----- Source data

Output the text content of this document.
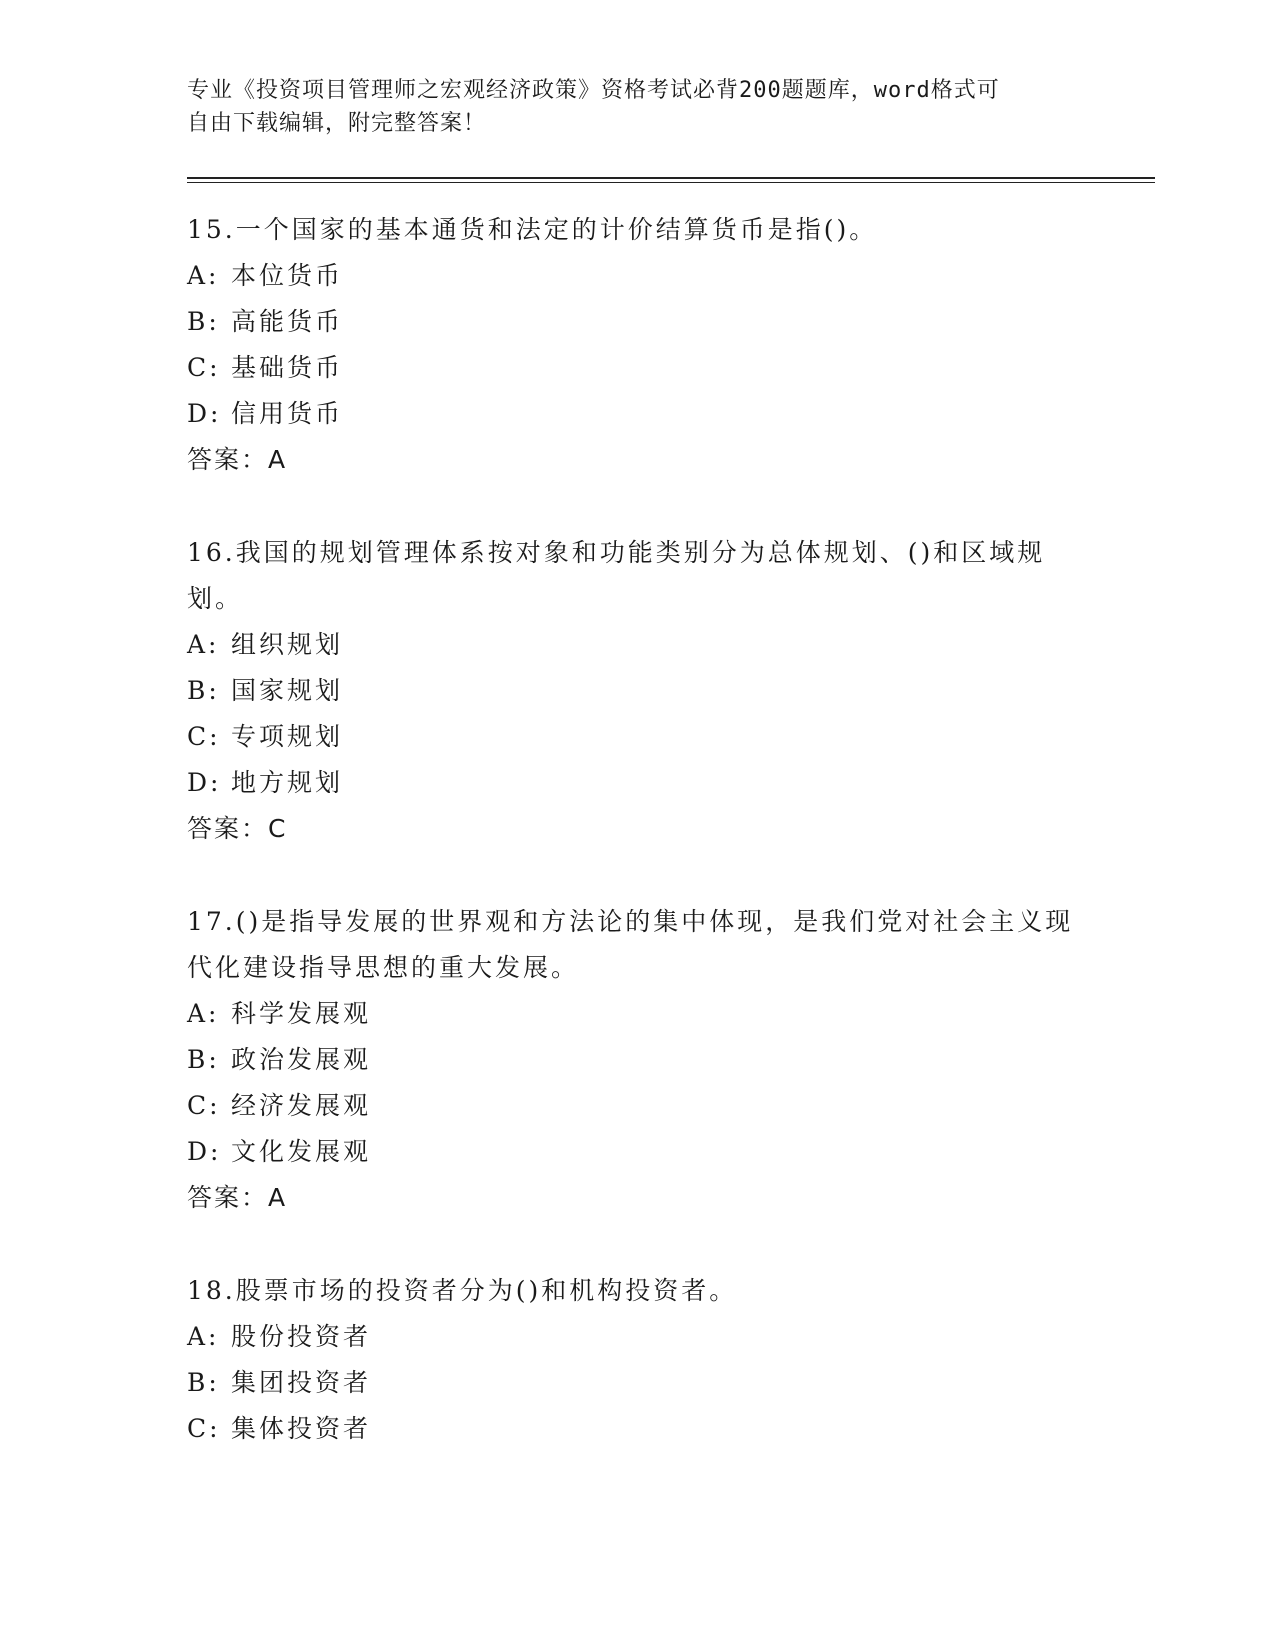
专业《投资项目管理师之宏观经济政策》资格考试必背200题题库，word格式可
自由下载编辑，附完整答案！
15.一个国家的基本通货和法定的计价结算货币是指()。
A: 本位货币
B: 高能货币
C: 基础货币
D: 信用货币
答案：A
16.我国的规划管理体系按对象和功能类别分为总体规划、()和区域规划。
A: 组织规划
B: 国家规划
C: 专项规划
D: 地方规划
答案：C
17.()是指导发展的世界观和方法论的集中体现，是我们党对社会主义现代化建设指导思想的重大发展。
A: 科学发展观
B: 政治发展观
C: 经济发展观
D: 文化发展观
答案：A
18.股票市场的投资者分为()和机构投资者。
A: 股份投资者
B: 集团投资者
C: 集体投资者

----------

Challenge – Write out again every line above exactly as given; the pictures do not belong in the copy.

Exercise response –
Output the text content of this document.
专业《投资项目管理师之宏观经济政策》资格考试必背200题题库，word格式可
自由下载编辑，附完整答案！
15.一个国家的基本通货和法定的计价结算货币是指()。
A: 本位货币
B: 高能货币
C: 基础货币
D: 信用货币
答案：A
16.我国的规划管理体系按对象和功能类别分为总体规划、()和区域规划。
A: 组织规划
B: 国家规划
C: 专项规划
D: 地方规划
答案：C
17.()是指导发展的世界观和方法论的集中体现，是我们党对社会主义现代化建设指导思想的重大发展。
A: 科学发展观
B: 政治发展观
C: 经济发展观
D: 文化发展观
答案：A
18.股票市场的投资者分为()和机构投资者。
A: 股份投资者
B: 集团投资者
C: 集体投资者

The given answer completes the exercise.